• _Text extract_:
== == ==

Thoughts on the future of Xbox One, PS4, Wii U after E3

Bill Loguidice's picture

Sony PS4Sony PS4Before the year is out, we'll have the choice of the latest console systems from the three big manufacturers, with three very different value propositions. I'll briefly break each of the three down, one-by-one, then I'd like to continue the discussion in the comments.

First up, there's the Wii U, relying mostly on the same type of technology found in the current generation's Xbox 360 and PS3 consoles, with its primary hook being its tablet controller that allows for touchscreen interactions and off-TV play, priced between $300 - $350. There's a good chance, despite Nintendo's insistence that they won't or can't, that this will drop in price just before the launch of Microsoft's and Sony's new consoles. I base this on the jockeying Nintendo already seems to be doing, for instance with eliminating the $300 BASIC version of their system in favor of the DELUXE (and no doubt different future bundles). The negatives for the Wii U are that, for various reasons, third party support has already dried up, and there's no evidence that their tablet controller hook has resonated (or will) with the public. There's always a chance for things to change, but right now, I don't see how Nintendo recovers a dominant console position, particularly since there's really nothing that reeks of "next gen" in their forthcoming software line-up. Certainly with their first party software they'll continue to appeal to the Nintendo faithful, and that should be enough to help the platform stick it out for the next few years. Beyond that, it's impossible to speculate, particularly since we don't know how Microsoft and Sony will ultimately fare (it could just be the new norm, in light of smartphone, tablet, and PC competition to have a tough time with traditional consoles and gaming handhelds).

Next up is the Xbox One. Partially due to Microsoft's bungling of the message, partially due to overreaction, and partially due to just-the-right-amount of reaction, the Xbox One has proven controversial. Depending on who you talk to, the controversy stems from the Xbox One's always-on feature that allows it to interact with your cable/satellite subscription and do its other activities on-demand, the new Kinect's requirement and that too always being ready for your commands, and Microsoft's DRM policies, which requires the console to check in every 24 hours. The counter-argument is that DRM aside, the connected, always on nature of the Xbox One offers some intriguing possibilities for its functionality. It's also debatable how "angry" anyone should be about the DRM, since it's simply carrying over the same model we use on our smartphones and tablets, and on the PC with services like Steam, but the fact is, people genuinely are angry, no way around it. Whether that anger translates over to the average consumer, who could very well eat up the enhanced television and Kinect interaction, remains to be seen. Certainly Microsoft made a good showing of its next gen gaming line-up, which also made me rather more disappointed in the Wii U given that perspective. I just haven't got the same sense of next level gameplay from Nintendo's platform as of yet, even though it's been on the market for quite a while now. I'm not sure if we ever will. Finally, there's the price, $499, which is rather higher than both the Wii U and PS4, but is not entirely unjustified considered the bundling of the next gen Kinect - which is integral to the experience - and its pass-through features. We'll see if Microsoft's gamble pays off, but right now, there does seem to be a lot of anger out there, which was mitigated somewhat by the announcement of the games.

== == ==

• _Data extract_:
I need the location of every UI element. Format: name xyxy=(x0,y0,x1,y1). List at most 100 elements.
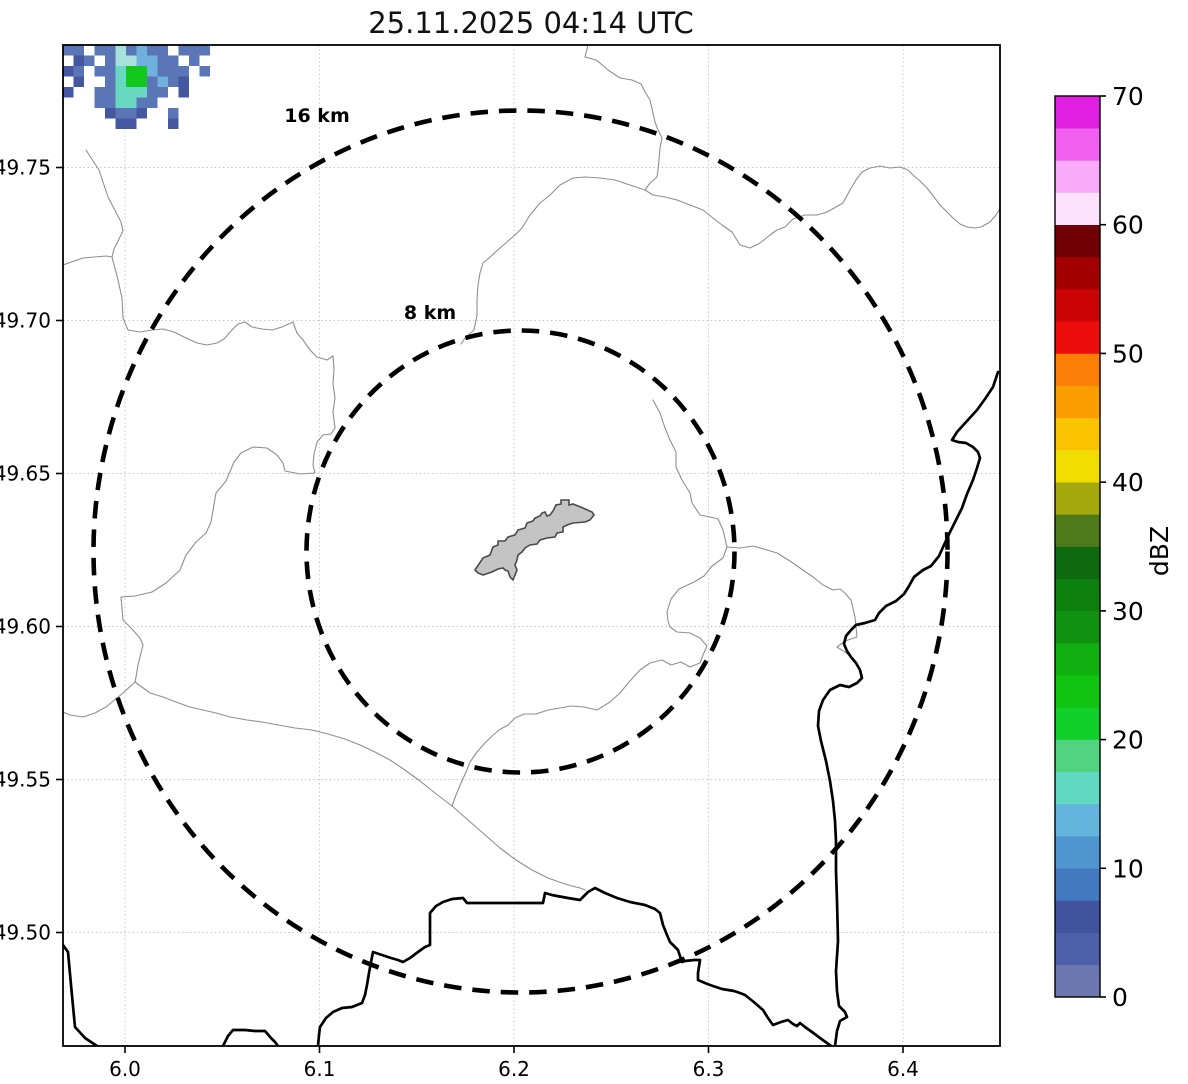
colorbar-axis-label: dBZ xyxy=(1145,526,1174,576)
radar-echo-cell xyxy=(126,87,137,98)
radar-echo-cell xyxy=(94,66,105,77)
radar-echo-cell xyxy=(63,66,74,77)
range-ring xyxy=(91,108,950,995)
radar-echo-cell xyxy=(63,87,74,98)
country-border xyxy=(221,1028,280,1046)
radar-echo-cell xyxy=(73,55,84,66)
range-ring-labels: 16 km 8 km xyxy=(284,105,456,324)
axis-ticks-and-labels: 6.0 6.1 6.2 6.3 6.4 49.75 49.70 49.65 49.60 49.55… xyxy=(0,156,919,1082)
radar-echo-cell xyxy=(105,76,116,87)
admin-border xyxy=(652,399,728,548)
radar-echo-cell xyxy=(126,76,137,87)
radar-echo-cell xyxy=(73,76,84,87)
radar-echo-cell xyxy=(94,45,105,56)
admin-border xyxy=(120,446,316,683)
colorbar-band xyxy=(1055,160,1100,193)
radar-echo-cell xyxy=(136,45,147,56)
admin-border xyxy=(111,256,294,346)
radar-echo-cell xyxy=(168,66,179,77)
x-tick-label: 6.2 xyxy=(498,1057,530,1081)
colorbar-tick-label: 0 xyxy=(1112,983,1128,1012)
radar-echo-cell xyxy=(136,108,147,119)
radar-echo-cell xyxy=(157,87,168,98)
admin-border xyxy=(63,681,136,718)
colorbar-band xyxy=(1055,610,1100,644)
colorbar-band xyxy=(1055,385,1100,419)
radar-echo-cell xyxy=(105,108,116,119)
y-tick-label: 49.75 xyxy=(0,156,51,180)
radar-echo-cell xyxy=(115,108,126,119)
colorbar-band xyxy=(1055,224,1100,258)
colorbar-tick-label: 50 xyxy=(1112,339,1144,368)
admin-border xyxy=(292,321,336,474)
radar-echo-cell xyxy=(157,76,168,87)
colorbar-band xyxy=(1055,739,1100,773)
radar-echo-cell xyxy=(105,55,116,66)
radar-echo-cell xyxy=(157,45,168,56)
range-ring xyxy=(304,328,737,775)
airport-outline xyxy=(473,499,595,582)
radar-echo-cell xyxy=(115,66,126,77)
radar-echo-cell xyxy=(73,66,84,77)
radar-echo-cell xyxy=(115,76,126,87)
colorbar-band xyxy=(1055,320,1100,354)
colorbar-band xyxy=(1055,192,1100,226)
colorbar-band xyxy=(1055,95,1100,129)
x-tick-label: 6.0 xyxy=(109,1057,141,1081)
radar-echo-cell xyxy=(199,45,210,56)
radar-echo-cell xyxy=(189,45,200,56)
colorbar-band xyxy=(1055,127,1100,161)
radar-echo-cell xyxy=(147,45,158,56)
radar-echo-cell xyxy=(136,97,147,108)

== == ==

• _Challenges_:
**A.** List every game console the article names.
**B.** Return the passage of the article starting with "Bill Loguidice's picture" and going on through "in the comments.".

• _Answers_:
**A.** Wii U, Xbox 360, PS3, Xbox One, PS4

**B.**
Bill Loguidice's picture

Sony PS4Sony PS4Before the year is out, we'll have the choice of the latest console systems from the three big manufacturers, with three very different value propositions. I'll briefly break each of the three down, one-by-one, then I'd like to continue the discussion in the comments.